▶ SUPPLIED INFORMATION
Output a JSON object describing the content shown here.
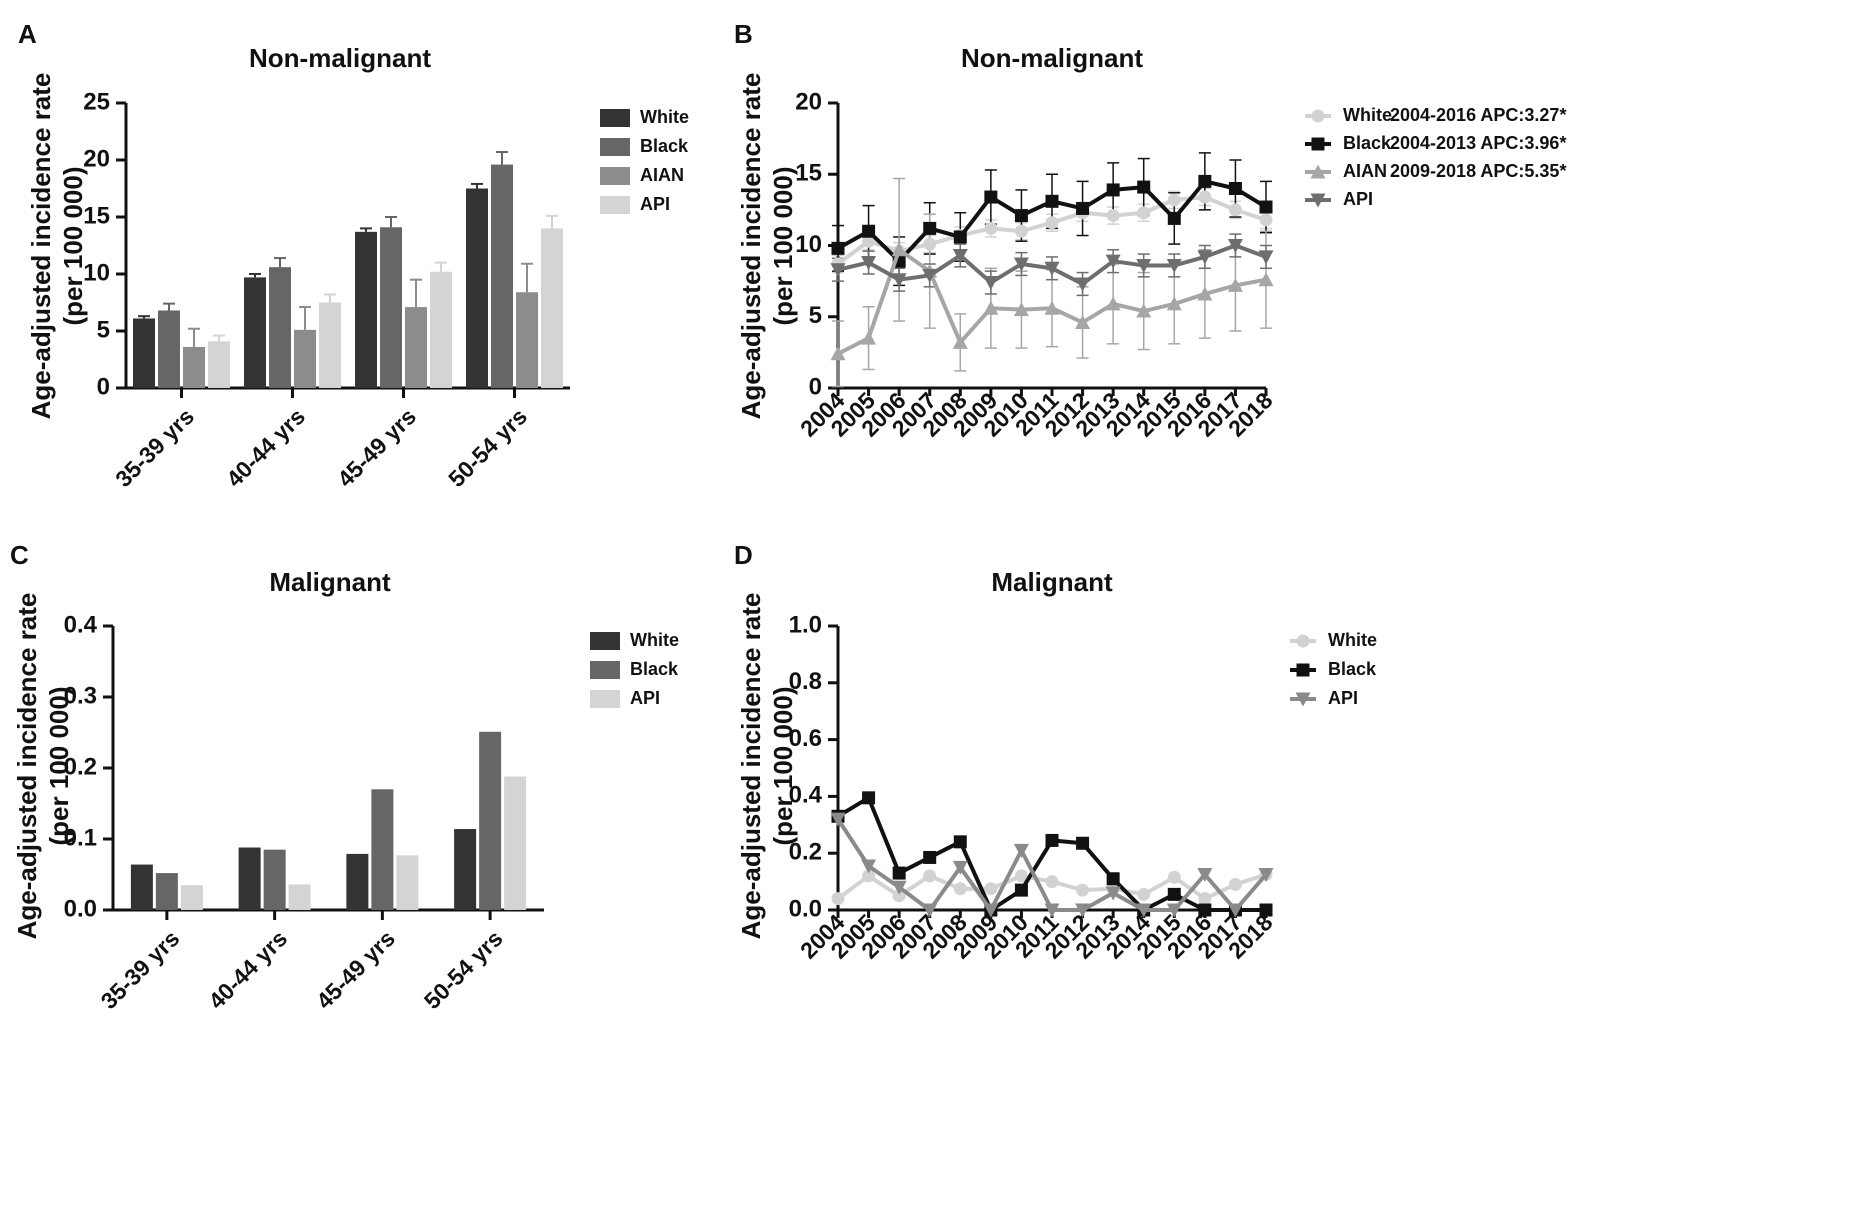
{
  "panels": [
    {
      "id": "A",
      "letter": "A",
      "chart_data": {
        "type": "bar",
        "title": "Non-malignant",
        "ylabel_line1": "Age-adjusted incidence rate",
        "ylabel_line2": "(per 100 000)",
        "ylim": [
          0,
          25
        ],
        "yticks": [
          "0",
          "5",
          "10",
          "15",
          "20",
          "25"
        ],
        "categories": [
          "35-39 yrs",
          "40-44 yrs",
          "45-49 yrs",
          "50-54 yrs"
        ],
        "series": [
          {
            "name": "White",
            "color": "#333333",
            "values": [
              6.1,
              9.7,
              13.7,
              17.5
            ],
            "errors": [
              0.2,
              0.3,
              0.3,
              0.4
            ]
          },
          {
            "name": "Black",
            "color": "#666666",
            "values": [
              6.8,
              10.6,
              14.1,
              19.6
            ],
            "errors": [
              0.6,
              0.8,
              0.9,
              1.1
            ]
          },
          {
            "name": "AIAN",
            "color": "#8c8c8c",
            "values": [
              3.6,
              5.1,
              7.1,
              8.4
            ],
            "errors": [
              1.6,
              2.0,
              2.4,
              2.5
            ]
          },
          {
            "name": "API",
            "color": "#d4d4d4",
            "values": [
              4.1,
              7.5,
              10.2,
              14.0
            ],
            "errors": [
              0.5,
              0.7,
              0.8,
              1.1
            ]
          }
        ]
      }
    },
    {
      "id": "B",
      "letter": "B",
      "chart_data": {
        "type": "line",
        "title": "Non-malignant",
        "ylabel_line1": "Age-adjusted incidence rate",
        "ylabel_line2": "(per 100 000)",
        "ylim": [
          0,
          20
        ],
        "yticks": [
          "0",
          "5",
          "10",
          "15",
          "20"
        ],
        "x": [
          "2004",
          "2005",
          "2006",
          "2007",
          "2008",
          "2009",
          "2010",
          "2011",
          "2012",
          "2013",
          "2014",
          "2015",
          "2016",
          "2017",
          "2018"
        ],
        "series": [
          {
            "name": "White",
            "color": "#d2d2d2",
            "marker": "circle",
            "annotation": "2004-2016 APC:3.27*",
            "values": [
              8.7,
              10.3,
              9.6,
              10.1,
              10.7,
              11.2,
              11.0,
              11.6,
              12.3,
              12.1,
              12.3,
              13.2,
              13.4,
              12.5,
              11.8
            ],
            "errors": [
              0.6,
              0.6,
              0.6,
              0.6,
              0.6,
              0.6,
              0.6,
              0.6,
              0.6,
              0.6,
              0.6,
              0.6,
              0.6,
              0.6,
              0.6
            ]
          },
          {
            "name": "Black",
            "color": "#111111",
            "marker": "square",
            "annotation": "2004-2013 APC:3.96*",
            "values": [
              9.8,
              11.0,
              8.9,
              11.2,
              10.6,
              13.4,
              12.1,
              13.1,
              12.6,
              13.9,
              14.1,
              11.9,
              14.5,
              14.0,
              12.7
            ],
            "errors": [
              1.6,
              1.8,
              1.7,
              1.8,
              1.7,
              1.9,
              1.8,
              1.9,
              1.9,
              1.9,
              2.0,
              1.8,
              2.0,
              2.0,
              1.8
            ]
          },
          {
            "name": "AIAN",
            "color": "#a6a6a6",
            "marker": "triangle-up",
            "annotation": "2009-2018 APC:5.35*",
            "values": [
              2.4,
              3.5,
              9.7,
              8.2,
              3.2,
              5.6,
              5.5,
              5.6,
              4.6,
              5.9,
              5.4,
              5.9,
              6.6,
              7.2,
              7.6
            ],
            "errors": [
              2.3,
              2.2,
              5.0,
              4.0,
              2.0,
              2.8,
              2.7,
              2.7,
              2.5,
              2.8,
              2.7,
              2.8,
              3.1,
              3.2,
              3.4
            ]
          },
          {
            "name": "API",
            "color": "#6e6e6e",
            "marker": "triangle-down",
            "annotation": "",
            "values": [
              8.3,
              8.8,
              7.6,
              7.9,
              9.3,
              7.4,
              8.7,
              8.4,
              7.3,
              8.9,
              8.6,
              8.6,
              9.2,
              10.0,
              9.2
            ],
            "errors": [
              0.8,
              0.8,
              0.8,
              0.8,
              0.8,
              0.8,
              0.8,
              0.8,
              0.8,
              0.8,
              0.8,
              0.8,
              0.8,
              0.8,
              0.8
            ]
          }
        ]
      }
    },
    {
      "id": "C",
      "letter": "C",
      "chart_data": {
        "type": "bar",
        "title": "Malignant",
        "ylabel_line1": "Age-adjusted incidence rate",
        "ylabel_line2": "(per 100 000)",
        "ylim": [
          0,
          0.4
        ],
        "yticks": [
          "0.0",
          "0.1",
          "0.2",
          "0.3",
          "0.4"
        ],
        "categories": [
          "35-39 yrs",
          "40-44 yrs",
          "45-49 yrs",
          "50-54 yrs"
        ],
        "series": [
          {
            "name": "White",
            "color": "#333333",
            "values": [
              0.064,
              0.088,
              0.079,
              0.114
            ]
          },
          {
            "name": "Black",
            "color": "#666666",
            "values": [
              0.052,
              0.085,
              0.17,
              0.251
            ]
          },
          {
            "name": "API",
            "color": "#d4d4d4",
            "values": [
              0.035,
              0.036,
              0.077,
              0.188
            ]
          }
        ]
      }
    },
    {
      "id": "D",
      "letter": "D",
      "chart_data": {
        "type": "line",
        "title": "Malignant",
        "ylabel_line1": "Age-adjusted incidence rate",
        "ylabel_line2": "(per 100 000)",
        "ylim": [
          0,
          1.0
        ],
        "yticks": [
          "0.0",
          "0.2",
          "0.4",
          "0.6",
          "0.8",
          "1.0"
        ],
        "x": [
          "2004",
          "2005",
          "2006",
          "2007",
          "2008",
          "2009",
          "2010",
          "2011",
          "2012",
          "2013",
          "2014",
          "2015",
          "2016",
          "2017",
          "2018"
        ],
        "series": [
          {
            "name": "White",
            "color": "#d2d2d2",
            "marker": "circle",
            "values": [
              0.04,
              0.12,
              0.05,
              0.12,
              0.075,
              0.075,
              0.12,
              0.1,
              0.07,
              0.075,
              0.055,
              0.115,
              0.04,
              0.09,
              0.125
            ]
          },
          {
            "name": "Black",
            "color": "#111111",
            "marker": "square",
            "values": [
              0.33,
              0.395,
              0.13,
              0.185,
              0.24,
              0.0,
              0.07,
              0.245,
              0.235,
              0.11,
              0.0,
              0.055,
              0.0,
              0.0,
              0.0
            ]
          },
          {
            "name": "API",
            "color": "#8a8a8a",
            "marker": "triangle-down",
            "values": [
              0.32,
              0.155,
              0.08,
              0.0,
              0.15,
              0.0,
              0.21,
              0.0,
              0.0,
              0.06,
              0.0,
              0.0,
              0.125,
              0.0,
              0.125
            ]
          }
        ]
      }
    }
  ]
}
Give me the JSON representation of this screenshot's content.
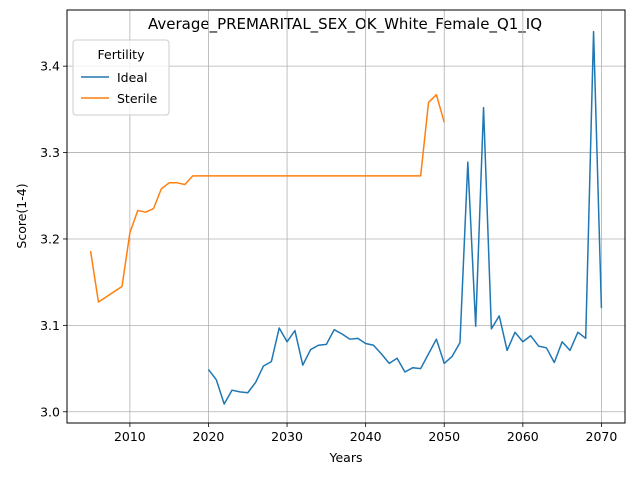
{
  "chart_data": {
    "type": "line",
    "title": "Average_PREMARITAL_SEX_OK_White_Female_Q1_IQ",
    "xlabel": "Years",
    "ylabel": "Score(1-4)",
    "xlim": [
      2002,
      2073
    ],
    "ylim": [
      2.987,
      3.465
    ],
    "x_ticks": [
      2010,
      2020,
      2030,
      2040,
      2050,
      2060,
      2070
    ],
    "y_ticks": [
      3.0,
      3.1,
      3.2,
      3.3,
      3.4
    ],
    "y_tick_labels": [
      "3.0",
      "3.1",
      "3.2",
      "3.3",
      "3.4"
    ],
    "grid": true,
    "legend": {
      "title": "Fertility",
      "placement": "top-left"
    },
    "series": [
      {
        "name": "Ideal",
        "color": "#1f77b4",
        "x": [
          2020,
          2021,
          2022,
          2023,
          2024,
          2025,
          2026,
          2027,
          2028,
          2029,
          2030,
          2031,
          2032,
          2033,
          2034,
          2035,
          2036,
          2037,
          2038,
          2039,
          2040,
          2041,
          2042,
          2043,
          2044,
          2045,
          2046,
          2047,
          2048,
          2049,
          2050,
          2051,
          2052,
          2053,
          2054,
          2055,
          2056,
          2057,
          2058,
          2059,
          2060,
          2061,
          2062,
          2063,
          2064,
          2065,
          2066,
          2067,
          2068,
          2069,
          2070
        ],
        "y": [
          3.049,
          3.037,
          3.009,
          3.025,
          3.023,
          3.022,
          3.034,
          3.053,
          3.058,
          3.097,
          3.081,
          3.094,
          3.054,
          3.072,
          3.077,
          3.078,
          3.095,
          3.09,
          3.084,
          3.085,
          3.079,
          3.077,
          3.067,
          3.056,
          3.062,
          3.046,
          3.051,
          3.05,
          3.067,
          3.084,
          3.056,
          3.064,
          3.08,
          3.289,
          3.099,
          3.352,
          3.096,
          3.111,
          3.071,
          3.092,
          3.081,
          3.088,
          3.076,
          3.074,
          3.057,
          3.081,
          3.071,
          3.092,
          3.085,
          3.44,
          3.12
        ]
      },
      {
        "name": "Sterile",
        "color": "#ff7f0e",
        "x": [
          2005,
          2006,
          2007,
          2008,
          2009,
          2010,
          2011,
          2012,
          2013,
          2014,
          2015,
          2016,
          2017,
          2018,
          2019,
          2020,
          2021,
          2022,
          2023,
          2024,
          2025,
          2026,
          2027,
          2028,
          2029,
          2030,
          2031,
          2032,
          2033,
          2034,
          2035,
          2036,
          2037,
          2038,
          2039,
          2040,
          2041,
          2042,
          2043,
          2044,
          2045,
          2046,
          2047,
          2048,
          2049,
          2050
        ],
        "y": [
          3.186,
          3.127,
          3.133,
          3.139,
          3.145,
          3.207,
          3.233,
          3.231,
          3.235,
          3.258,
          3.265,
          3.265,
          3.263,
          3.273,
          3.273,
          3.273,
          3.273,
          3.273,
          3.273,
          3.273,
          3.273,
          3.273,
          3.273,
          3.273,
          3.273,
          3.273,
          3.273,
          3.273,
          3.273,
          3.273,
          3.273,
          3.273,
          3.273,
          3.273,
          3.273,
          3.273,
          3.273,
          3.273,
          3.273,
          3.273,
          3.273,
          3.273,
          3.273,
          3.358,
          3.367,
          3.335
        ]
      }
    ]
  }
}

▶ THE PROBLEM
Check each line above for the word "content", and copy the lines where it appears.

▶ IN RESPONSE
Output a JSON object describing the content shown here.
Give me the JSON representation of this screenshot's content.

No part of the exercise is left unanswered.